▼

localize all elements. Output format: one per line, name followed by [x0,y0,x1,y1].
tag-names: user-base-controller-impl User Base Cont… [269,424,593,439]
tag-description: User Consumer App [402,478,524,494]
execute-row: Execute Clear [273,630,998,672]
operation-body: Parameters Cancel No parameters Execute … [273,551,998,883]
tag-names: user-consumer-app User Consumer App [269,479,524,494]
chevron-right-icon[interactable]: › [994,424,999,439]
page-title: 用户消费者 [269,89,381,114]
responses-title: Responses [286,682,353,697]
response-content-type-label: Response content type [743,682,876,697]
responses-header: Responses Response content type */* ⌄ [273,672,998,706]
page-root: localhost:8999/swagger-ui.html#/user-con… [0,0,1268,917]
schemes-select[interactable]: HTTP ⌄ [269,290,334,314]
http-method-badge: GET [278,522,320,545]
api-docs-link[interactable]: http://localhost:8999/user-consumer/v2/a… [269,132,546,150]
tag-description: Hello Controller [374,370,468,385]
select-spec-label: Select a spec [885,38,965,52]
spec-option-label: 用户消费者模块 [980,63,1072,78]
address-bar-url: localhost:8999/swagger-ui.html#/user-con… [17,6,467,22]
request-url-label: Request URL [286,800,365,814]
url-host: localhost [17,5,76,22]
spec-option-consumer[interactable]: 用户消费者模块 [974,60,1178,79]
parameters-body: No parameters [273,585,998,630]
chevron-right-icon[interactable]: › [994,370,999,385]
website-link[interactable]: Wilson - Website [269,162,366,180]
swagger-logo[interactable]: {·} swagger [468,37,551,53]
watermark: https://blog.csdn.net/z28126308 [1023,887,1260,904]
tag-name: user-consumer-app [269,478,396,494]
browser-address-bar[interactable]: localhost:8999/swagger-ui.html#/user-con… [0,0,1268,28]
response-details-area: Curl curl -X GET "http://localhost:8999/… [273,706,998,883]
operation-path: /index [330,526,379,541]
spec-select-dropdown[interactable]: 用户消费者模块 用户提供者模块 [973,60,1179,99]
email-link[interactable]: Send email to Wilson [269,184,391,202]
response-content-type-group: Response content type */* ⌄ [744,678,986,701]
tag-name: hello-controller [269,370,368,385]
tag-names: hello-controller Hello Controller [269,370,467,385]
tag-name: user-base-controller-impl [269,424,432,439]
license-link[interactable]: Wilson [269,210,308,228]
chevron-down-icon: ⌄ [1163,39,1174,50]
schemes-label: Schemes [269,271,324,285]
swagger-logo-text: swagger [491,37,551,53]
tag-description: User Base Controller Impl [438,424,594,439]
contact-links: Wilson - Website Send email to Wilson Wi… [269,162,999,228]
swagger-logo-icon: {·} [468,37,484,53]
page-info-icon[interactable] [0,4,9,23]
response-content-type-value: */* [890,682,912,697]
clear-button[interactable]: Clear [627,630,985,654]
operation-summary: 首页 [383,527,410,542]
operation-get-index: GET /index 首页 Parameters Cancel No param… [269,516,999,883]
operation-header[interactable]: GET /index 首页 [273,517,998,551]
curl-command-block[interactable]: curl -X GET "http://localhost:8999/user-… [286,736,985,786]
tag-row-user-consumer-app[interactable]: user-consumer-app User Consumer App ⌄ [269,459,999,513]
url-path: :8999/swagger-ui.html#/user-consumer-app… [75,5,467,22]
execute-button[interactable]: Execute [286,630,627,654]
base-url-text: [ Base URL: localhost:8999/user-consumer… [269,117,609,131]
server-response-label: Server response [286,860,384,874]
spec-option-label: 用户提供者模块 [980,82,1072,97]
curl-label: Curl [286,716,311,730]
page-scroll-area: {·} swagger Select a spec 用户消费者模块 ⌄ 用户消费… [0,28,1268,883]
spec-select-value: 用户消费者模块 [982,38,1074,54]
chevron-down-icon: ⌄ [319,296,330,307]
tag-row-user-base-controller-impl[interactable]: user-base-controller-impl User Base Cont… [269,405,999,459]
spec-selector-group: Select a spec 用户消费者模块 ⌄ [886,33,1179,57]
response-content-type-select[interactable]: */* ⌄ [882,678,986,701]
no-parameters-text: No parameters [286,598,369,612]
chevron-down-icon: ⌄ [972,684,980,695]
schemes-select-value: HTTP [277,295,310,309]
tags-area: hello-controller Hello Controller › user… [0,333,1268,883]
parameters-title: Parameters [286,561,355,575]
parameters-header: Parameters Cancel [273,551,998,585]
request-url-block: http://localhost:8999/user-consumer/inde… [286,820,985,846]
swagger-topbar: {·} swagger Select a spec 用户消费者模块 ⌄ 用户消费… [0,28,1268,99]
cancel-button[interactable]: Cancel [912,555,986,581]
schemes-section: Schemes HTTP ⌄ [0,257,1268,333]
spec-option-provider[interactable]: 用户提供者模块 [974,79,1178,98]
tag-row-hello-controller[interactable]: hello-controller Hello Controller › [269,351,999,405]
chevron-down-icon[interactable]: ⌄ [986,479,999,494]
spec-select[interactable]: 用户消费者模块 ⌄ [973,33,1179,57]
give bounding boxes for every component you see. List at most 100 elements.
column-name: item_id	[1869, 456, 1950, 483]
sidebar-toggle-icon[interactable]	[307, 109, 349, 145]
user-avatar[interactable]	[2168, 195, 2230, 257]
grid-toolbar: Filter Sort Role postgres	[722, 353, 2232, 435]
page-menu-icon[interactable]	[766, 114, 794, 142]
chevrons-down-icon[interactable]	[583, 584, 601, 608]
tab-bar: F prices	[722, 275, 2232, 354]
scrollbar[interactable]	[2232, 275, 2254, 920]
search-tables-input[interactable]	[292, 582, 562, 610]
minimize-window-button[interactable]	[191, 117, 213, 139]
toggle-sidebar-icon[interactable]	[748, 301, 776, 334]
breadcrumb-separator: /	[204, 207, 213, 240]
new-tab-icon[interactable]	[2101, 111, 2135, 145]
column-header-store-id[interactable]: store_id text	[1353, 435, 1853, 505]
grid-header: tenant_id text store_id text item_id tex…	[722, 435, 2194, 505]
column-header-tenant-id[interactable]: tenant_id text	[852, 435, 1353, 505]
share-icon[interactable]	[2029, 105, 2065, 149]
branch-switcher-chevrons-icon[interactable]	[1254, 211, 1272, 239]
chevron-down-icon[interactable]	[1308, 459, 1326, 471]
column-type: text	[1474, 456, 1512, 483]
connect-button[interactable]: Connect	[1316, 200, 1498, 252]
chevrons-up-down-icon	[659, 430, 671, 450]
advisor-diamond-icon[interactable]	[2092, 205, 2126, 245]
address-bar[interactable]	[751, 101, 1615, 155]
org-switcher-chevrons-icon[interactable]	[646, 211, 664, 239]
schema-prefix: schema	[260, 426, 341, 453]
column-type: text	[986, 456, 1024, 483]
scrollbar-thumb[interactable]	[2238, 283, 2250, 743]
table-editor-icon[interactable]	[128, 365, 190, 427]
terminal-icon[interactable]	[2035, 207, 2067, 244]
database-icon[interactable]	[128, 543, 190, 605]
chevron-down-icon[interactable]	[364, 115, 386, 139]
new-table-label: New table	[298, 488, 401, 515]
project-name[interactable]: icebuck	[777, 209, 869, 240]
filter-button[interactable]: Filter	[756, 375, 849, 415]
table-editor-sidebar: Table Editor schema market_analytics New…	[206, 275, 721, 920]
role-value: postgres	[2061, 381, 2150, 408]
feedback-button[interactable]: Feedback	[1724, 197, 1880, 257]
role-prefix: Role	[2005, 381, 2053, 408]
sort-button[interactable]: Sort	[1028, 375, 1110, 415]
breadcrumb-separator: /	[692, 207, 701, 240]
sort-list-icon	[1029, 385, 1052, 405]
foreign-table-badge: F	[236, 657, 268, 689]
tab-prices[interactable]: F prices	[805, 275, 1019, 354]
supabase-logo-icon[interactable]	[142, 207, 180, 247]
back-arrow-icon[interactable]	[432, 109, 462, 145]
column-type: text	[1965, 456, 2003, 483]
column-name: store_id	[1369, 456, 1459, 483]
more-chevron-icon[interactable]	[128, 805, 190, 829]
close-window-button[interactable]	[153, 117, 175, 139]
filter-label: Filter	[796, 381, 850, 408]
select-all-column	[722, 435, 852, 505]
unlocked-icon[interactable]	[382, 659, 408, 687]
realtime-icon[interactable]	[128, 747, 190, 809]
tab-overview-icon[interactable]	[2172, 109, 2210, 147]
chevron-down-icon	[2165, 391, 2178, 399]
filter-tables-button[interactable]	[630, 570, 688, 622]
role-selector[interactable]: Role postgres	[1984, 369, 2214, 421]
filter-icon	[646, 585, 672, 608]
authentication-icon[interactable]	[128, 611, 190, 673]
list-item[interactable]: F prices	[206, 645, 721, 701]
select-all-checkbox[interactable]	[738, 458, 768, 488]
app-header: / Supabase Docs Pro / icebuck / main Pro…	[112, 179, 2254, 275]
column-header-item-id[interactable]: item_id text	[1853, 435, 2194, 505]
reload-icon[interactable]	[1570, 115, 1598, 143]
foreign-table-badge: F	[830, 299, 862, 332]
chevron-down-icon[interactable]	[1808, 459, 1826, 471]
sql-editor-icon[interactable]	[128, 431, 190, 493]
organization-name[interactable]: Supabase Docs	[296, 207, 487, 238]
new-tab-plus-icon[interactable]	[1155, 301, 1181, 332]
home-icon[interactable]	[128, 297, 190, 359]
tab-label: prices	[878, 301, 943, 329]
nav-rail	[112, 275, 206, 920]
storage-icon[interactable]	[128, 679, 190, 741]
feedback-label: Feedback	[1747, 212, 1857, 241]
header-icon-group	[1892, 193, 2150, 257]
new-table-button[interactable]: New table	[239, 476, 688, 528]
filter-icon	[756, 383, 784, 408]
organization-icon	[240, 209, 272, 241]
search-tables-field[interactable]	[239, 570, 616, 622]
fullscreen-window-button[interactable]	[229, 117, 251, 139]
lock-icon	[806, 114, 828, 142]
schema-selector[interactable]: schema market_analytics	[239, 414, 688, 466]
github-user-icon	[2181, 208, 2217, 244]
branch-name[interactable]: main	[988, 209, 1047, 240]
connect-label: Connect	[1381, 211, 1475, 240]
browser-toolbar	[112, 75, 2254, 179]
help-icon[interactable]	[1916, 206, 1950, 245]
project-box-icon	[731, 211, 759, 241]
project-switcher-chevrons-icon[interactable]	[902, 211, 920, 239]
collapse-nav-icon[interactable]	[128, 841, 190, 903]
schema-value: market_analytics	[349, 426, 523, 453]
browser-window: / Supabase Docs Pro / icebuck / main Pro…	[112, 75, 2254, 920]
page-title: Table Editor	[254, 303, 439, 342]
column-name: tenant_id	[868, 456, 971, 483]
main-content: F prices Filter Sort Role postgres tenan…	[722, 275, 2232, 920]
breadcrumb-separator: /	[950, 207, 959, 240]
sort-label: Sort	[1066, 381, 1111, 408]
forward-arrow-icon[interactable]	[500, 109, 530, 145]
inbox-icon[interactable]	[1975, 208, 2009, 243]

▲

» **GOAL OF THE EXERCISE**: Reproduce verbatim the rows from the start of the rows through the row containing "spec-option-consumer[interactable]: 用户消费者模块 [974,60,1178,79]", inclusive.

» **ANSWER TO THIS PROBLEM**:
localize all elements. Output format: one per line, name followed by [x0,y0,x1,y1].
tag-names: user-base-controller-impl User Base Cont… [269,424,593,439]
tag-description: User Consumer App [402,478,524,494]
execute-row: Execute Clear [273,630,998,672]
operation-body: Parameters Cancel No parameters Execute … [273,551,998,883]
tag-names: user-consumer-app User Consumer App [269,479,524,494]
chevron-right-icon[interactable]: › [994,424,999,439]
page-title: 用户消费者 [269,89,381,114]
responses-title: Responses [286,682,353,697]
response-content-type-label: Response content type [743,682,876,697]
responses-header: Responses Response content type */* ⌄ [273,672,998,706]
page-root: localhost:8999/swagger-ui.html#/user-con… [0,0,1268,917]
schemes-select[interactable]: HTTP ⌄ [269,290,334,314]
http-method-badge: GET [278,522,320,545]
api-docs-link[interactable]: http://localhost:8999/user-consumer/v2/a… [269,132,546,150]
tag-description: Hello Controller [374,370,468,385]
select-spec-label: Select a spec [885,38,965,52]
spec-option-label: 用户消费者模块 [980,63,1072,78]
address-bar-url: localhost:8999/swagger-ui.html#/user-con… [17,6,467,22]
request-url-label: Request URL [286,800,365,814]
url-host: localhost [17,5,76,22]
spec-option-consumer[interactable]: 用户消费者模块 [974,60,1178,79]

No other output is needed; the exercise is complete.